--- Start DATASET ROWS ---

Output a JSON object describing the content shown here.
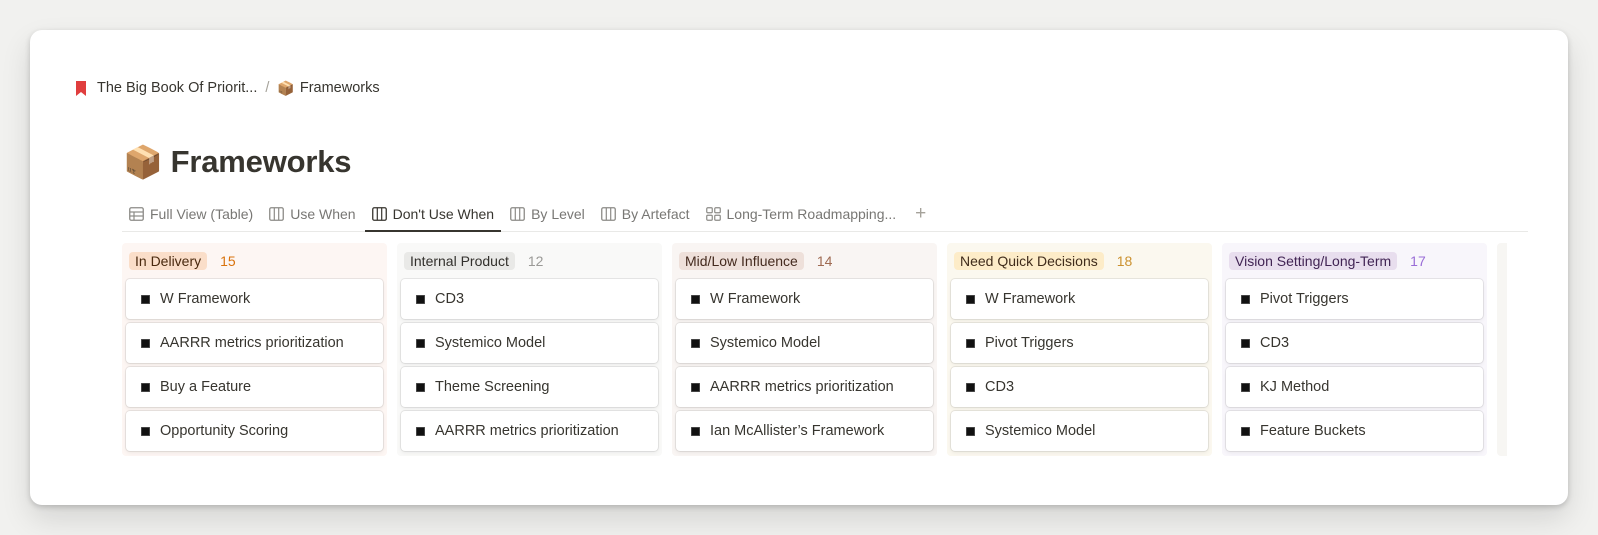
{
  "breadcrumb": {
    "parent": "The Big Book Of Priorit...",
    "separator": "/",
    "current_emoji": "📦",
    "current": "Frameworks"
  },
  "page": {
    "emoji": "📦",
    "title": "Frameworks"
  },
  "tabs": [
    {
      "label": "Full View (Table)",
      "icon": "table-icon"
    },
    {
      "label": "Use When",
      "icon": "board-icon"
    },
    {
      "label": "Don't Use When",
      "icon": "board-icon",
      "active": true
    },
    {
      "label": "By Level",
      "icon": "board-icon"
    },
    {
      "label": "By Artefact",
      "icon": "board-icon"
    },
    {
      "label": "Long-Term Roadmapping...",
      "icon": "gallery-icon"
    }
  ],
  "add_tab": "+",
  "columns": [
    {
      "label": "In Delivery",
      "count": "15",
      "bg": "#fdf6f3",
      "tag_bg": "#fadec9",
      "tag_color": "#49290e",
      "count_color": "#d9730d",
      "cards": [
        "W Framework",
        "AARRR metrics prioritization",
        "Buy a Feature",
        "Opportunity Scoring"
      ]
    },
    {
      "label": "Internal Product",
      "count": "12",
      "bg": "#f9f9f8",
      "tag_bg": "#e9e9e7",
      "tag_color": "#32302c",
      "count_color": "#9b9a97",
      "cards": [
        "CD3",
        "Systemico Model",
        "Theme Screening",
        "AARRR metrics prioritization"
      ]
    },
    {
      "label": "Mid/Low Influence",
      "count": "14",
      "bg": "#f9f5f3",
      "tag_bg": "#eee0da",
      "tag_color": "#442a1e",
      "count_color": "#9f6b53",
      "cards": [
        "W Framework",
        "Systemico Model",
        "AARRR metrics prioritization",
        "Ian McAllister’s Framework"
      ]
    },
    {
      "label": "Need Quick Decisions",
      "count": "18",
      "bg": "#fbf8ef",
      "tag_bg": "#fdecc8",
      "tag_color": "#402c1b",
      "count_color": "#cb912f",
      "cards": [
        "W Framework",
        "Pivot Triggers",
        "CD3",
        "Systemico Model"
      ]
    },
    {
      "label": "Vision Setting/Long-Term",
      "count": "17",
      "bg": "#f8f6fb",
      "tag_bg": "#e8deee",
      "tag_color": "#412454",
      "count_color": "#9a6dd7",
      "cards": [
        "Pivot Triggers",
        "CD3",
        "KJ Method",
        "Feature Buckets"
      ]
    }
  ]
}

--- End DATASET ROWS ---

Give only the number of lines in the data that hold the string "Long".

* **EXPECTED ANSWER**
2